Dataset rows

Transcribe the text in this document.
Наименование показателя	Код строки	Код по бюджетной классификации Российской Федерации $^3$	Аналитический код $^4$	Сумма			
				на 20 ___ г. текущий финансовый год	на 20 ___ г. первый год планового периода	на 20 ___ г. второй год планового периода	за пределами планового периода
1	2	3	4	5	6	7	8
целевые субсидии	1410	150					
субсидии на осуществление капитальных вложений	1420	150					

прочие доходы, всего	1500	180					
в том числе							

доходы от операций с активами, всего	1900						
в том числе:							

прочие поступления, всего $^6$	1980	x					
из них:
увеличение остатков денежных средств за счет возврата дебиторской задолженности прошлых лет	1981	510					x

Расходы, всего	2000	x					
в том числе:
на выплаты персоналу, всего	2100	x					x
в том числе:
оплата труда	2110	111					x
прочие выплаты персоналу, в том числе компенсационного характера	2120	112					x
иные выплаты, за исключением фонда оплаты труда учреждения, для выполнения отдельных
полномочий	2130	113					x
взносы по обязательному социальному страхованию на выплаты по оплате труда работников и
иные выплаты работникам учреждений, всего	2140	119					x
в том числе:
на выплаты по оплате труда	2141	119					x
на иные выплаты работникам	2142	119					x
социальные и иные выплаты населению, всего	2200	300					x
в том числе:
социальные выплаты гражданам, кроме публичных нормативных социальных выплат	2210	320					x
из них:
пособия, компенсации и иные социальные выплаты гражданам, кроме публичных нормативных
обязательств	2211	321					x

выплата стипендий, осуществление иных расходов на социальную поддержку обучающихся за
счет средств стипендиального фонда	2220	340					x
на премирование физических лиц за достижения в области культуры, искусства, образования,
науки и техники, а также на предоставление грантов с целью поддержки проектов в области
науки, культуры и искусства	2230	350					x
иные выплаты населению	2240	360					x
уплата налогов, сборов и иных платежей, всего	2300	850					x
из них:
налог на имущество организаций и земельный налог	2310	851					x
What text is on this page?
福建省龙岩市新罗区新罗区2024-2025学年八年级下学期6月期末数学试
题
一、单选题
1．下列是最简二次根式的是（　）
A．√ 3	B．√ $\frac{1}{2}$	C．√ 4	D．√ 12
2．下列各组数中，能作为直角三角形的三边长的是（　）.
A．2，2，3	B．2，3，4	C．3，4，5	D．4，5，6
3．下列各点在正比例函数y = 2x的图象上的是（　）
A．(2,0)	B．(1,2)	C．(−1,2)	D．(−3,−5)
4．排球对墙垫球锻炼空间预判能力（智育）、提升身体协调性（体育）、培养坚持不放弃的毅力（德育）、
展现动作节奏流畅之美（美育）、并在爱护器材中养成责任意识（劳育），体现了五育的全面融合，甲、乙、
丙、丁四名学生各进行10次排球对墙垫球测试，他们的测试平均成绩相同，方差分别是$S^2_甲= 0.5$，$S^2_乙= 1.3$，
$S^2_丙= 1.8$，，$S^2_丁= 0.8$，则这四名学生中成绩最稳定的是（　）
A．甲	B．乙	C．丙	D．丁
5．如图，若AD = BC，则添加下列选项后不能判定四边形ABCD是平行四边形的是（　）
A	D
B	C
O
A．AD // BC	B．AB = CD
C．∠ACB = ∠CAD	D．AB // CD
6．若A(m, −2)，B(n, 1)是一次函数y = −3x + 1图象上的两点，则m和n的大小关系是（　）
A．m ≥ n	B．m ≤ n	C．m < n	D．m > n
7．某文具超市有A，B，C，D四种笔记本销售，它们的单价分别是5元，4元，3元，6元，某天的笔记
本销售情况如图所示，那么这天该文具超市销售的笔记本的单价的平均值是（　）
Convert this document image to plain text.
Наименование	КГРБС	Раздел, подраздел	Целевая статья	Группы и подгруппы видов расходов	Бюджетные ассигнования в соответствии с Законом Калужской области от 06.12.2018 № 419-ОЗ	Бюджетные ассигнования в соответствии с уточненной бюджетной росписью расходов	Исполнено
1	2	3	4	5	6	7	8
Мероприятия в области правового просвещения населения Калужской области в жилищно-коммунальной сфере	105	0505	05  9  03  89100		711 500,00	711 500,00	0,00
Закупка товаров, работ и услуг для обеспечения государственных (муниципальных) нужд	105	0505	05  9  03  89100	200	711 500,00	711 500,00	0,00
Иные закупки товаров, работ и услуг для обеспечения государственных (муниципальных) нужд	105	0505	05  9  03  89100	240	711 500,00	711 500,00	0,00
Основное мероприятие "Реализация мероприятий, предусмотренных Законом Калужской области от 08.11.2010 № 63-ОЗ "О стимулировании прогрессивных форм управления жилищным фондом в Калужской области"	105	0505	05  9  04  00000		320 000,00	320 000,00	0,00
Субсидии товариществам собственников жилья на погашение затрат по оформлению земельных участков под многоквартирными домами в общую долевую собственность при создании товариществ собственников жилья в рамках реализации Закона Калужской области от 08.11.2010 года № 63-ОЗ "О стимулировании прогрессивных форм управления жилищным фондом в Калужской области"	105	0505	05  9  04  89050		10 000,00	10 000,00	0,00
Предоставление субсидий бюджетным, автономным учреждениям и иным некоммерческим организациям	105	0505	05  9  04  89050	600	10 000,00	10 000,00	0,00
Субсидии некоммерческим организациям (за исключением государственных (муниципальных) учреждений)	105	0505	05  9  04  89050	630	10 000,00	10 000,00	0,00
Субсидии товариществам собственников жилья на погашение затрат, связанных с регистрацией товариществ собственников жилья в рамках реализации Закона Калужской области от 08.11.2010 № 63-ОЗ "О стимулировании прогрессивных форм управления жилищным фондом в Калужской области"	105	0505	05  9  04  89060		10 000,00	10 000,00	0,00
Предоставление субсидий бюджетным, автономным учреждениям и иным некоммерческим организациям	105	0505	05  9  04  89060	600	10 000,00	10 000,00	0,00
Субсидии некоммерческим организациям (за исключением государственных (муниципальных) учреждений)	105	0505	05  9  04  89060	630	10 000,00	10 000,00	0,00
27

Written problem: What is needed here is an exact reproduction of all the entries.

Exercise output:
Transcribe the text in this document.
Наименование показателя	Код строки	Код по бюджетной классификации Российской Федерации $^3$	Аналитический код $^4$	Сумма			
				на 20 ___ г. текущий финансовый год	на 20 ___ г. первый год планового периода	на 20 ___ г. второй год планового периода	за пределами планового периода
1	2	3	4	5	6	7	8
целевые субсидии	1410	150					
субсидии на осуществление капитальных вложений	1420	150					

прочие доходы, всего	1500	180					
в том числе							

доходы от операций с активами, всего	1900						
в том числе:							

прочие поступления, всего $^6$	1980	x					
из них:
увеличение остатков денежных средств за счет возврата дебиторской задолженности прошлых лет	1981	510					x

Расходы, всего	2000	x					
в том числе:
на выплаты персоналу, всего	2100	x					x
в том числе:
оплата труда	2110	111					x
прочие выплаты персоналу, в том числе компенсационного характера	2120	112					x
иные выплаты, за исключением фонда оплаты труда учреждения, для выполнения отдельных
полномочий	2130	113					x
взносы по обязательному социальному страхованию на выплаты по оплате труда работников и
иные выплаты работникам учреждений, всего	2140	119					x
в том числе:
на выплаты по оплате труда	2141	119					x
на иные выплаты работникам	2142	119					x
социальные и иные выплаты населению, всего	2200	300					x
в том числе:
социальные выплаты гражданам, кроме публичных нормативных социальных выплат	2210	320					x
из них:
пособия, компенсации и иные социальные выплаты гражданам, кроме публичных нормативных
обязательств	2211	321					x

выплата стипендий, осуществление иных расходов на социальную поддержку обучающихся за
счет средств стипендиального фонда	2220	340					x
на премирование физических лиц за достижения в области культуры, искусства, образования,
науки и техники, а также на предоставление грантов с целью поддержки проектов в области
науки, культуры и искусства	2230	350					x
иные выплаты населению	2240	360					x
уплата налогов, сборов и иных платежей, всего	2300	850					x
из них:
налог на имущество организаций и земельный налог	2310	851					x
What text is on this page?
福建省龙岩市新罗区新罗区2024-2025学年八年级下学期6月期末数学试
题
一、单选题
1．下列是最简二次根式的是（　）
A．√ 3	B．√ $\frac{1}{2}$	C．√ 4	D．√ 12
2．下列各组数中，能作为直角三角形的三边长的是（　）.
A．2，2，3	B．2，3，4	C．3，4，5	D．4，5，6
3．下列各点在正比例函数y = 2x的图象上的是（　）
A．(2,0)	B．(1,2)	C．(−1,2)	D．(−3,−5)
4．排球对墙垫球锻炼空间预判能力（智育）、提升身体协调性（体育）、培养坚持不放弃的毅力（德育）、
展现动作节奏流畅之美（美育）、并在爱护器材中养成责任意识（劳育），体现了五育的全面融合，甲、乙、
丙、丁四名学生各进行10次排球对墙垫球测试，他们的测试平均成绩相同，方差分别是$S^2_甲= 0.5$，$S^2_乙= 1.3$，
$S^2_丙= 1.8$，，$S^2_丁= 0.8$，则这四名学生中成绩最稳定的是（　）
A．甲	B．乙	C．丙	D．丁
5．如图，若AD = BC，则添加下列选项后不能判定四边形ABCD是平行四边形的是（　）
A	D
B	C
O
A．AD // BC	B．AB = CD
C．∠ACB = ∠CAD	D．AB // CD
6．若A(m, −2)，B(n, 1)是一次函数y = −3x + 1图象上的两点，则m和n的大小关系是（　）
A．m ≥ n	B．m ≤ n	C．m < n	D．m > n
7．某文具超市有A，B，C，D四种笔记本销售，它们的单价分别是5元，4元，3元，6元，某天的笔记
本销售情况如图所示，那么这天该文具超市销售的笔记本的单价的平均值是（　）
Convert this document image to plain text.
Наименование	КГРБС	Раздел, подраздел	Целевая статья	Группы и подгруппы видов расходов	Бюджетные ассигнования в соответствии с Законом Калужской области от 06.12.2018 № 419-ОЗ	Бюджетные ассигнования в соответствии с уточненной бюджетной росписью расходов	Исполнено
1	2	3	4	5	6	7	8
Мероприятия в области правового просвещения населения Калужской области в жилищно-коммунальной сфере	105	0505	05  9  03  89100		711 500,00	711 500,00	0,00
Закупка товаров, работ и услуг для обеспечения государственных (муниципальных) нужд	105	0505	05  9  03  89100	200	711 500,00	711 500,00	0,00
Иные закупки товаров, работ и услуг для обеспечения государственных (муниципальных) нужд	105	0505	05  9  03  89100	240	711 500,00	711 500,00	0,00
Основное мероприятие "Реализация мероприятий, предусмотренных Законом Калужской области от 08.11.2010 № 63-ОЗ "О стимулировании прогрессивных форм управления жилищным фондом в Калужской области"	105	0505	05  9  04  00000		320 000,00	320 000,00	0,00
Субсидии товариществам собственников жилья на погашение затрат по оформлению земельных участков под многоквартирными домами в общую долевую собственность при создании товариществ собственников жилья в рамках реализации Закона Калужской области от 08.11.2010 года № 63-ОЗ "О стимулировании прогрессивных форм управления жилищным фондом в Калужской области"	105	0505	05  9  04  89050		10 000,00	10 000,00	0,00
Предоставление субсидий бюджетным, автономным учреждениям и иным некоммерческим организациям	105	0505	05  9  04  89050	600	10 000,00	10 000,00	0,00
Субсидии некоммерческим организациям (за исключением государственных (муниципальных) учреждений)	105	0505	05  9  04  89050	630	10 000,00	10 000,00	0,00
Субсидии товариществам собственников жилья на погашение затрат, связанных с регистрацией товариществ собственников жилья в рамках реализации Закона Калужской области от 08.11.2010 № 63-ОЗ "О стимулировании прогрессивных форм управления жилищным фондом в Калужской области"	105	0505	05  9  04  89060		10 000,00	10 000,00	0,00
Предоставление субсидий бюджетным, автономным учреждениям и иным некоммерческим организациям	105	0505	05  9  04  89060	600	10 000,00	10 000,00	0,00
Субсидии некоммерческим организациям (за исключением государственных (муниципальных) учреждений)	105	0505	05  9  04  89060	630	10 000,00	10 000,00	0,00
27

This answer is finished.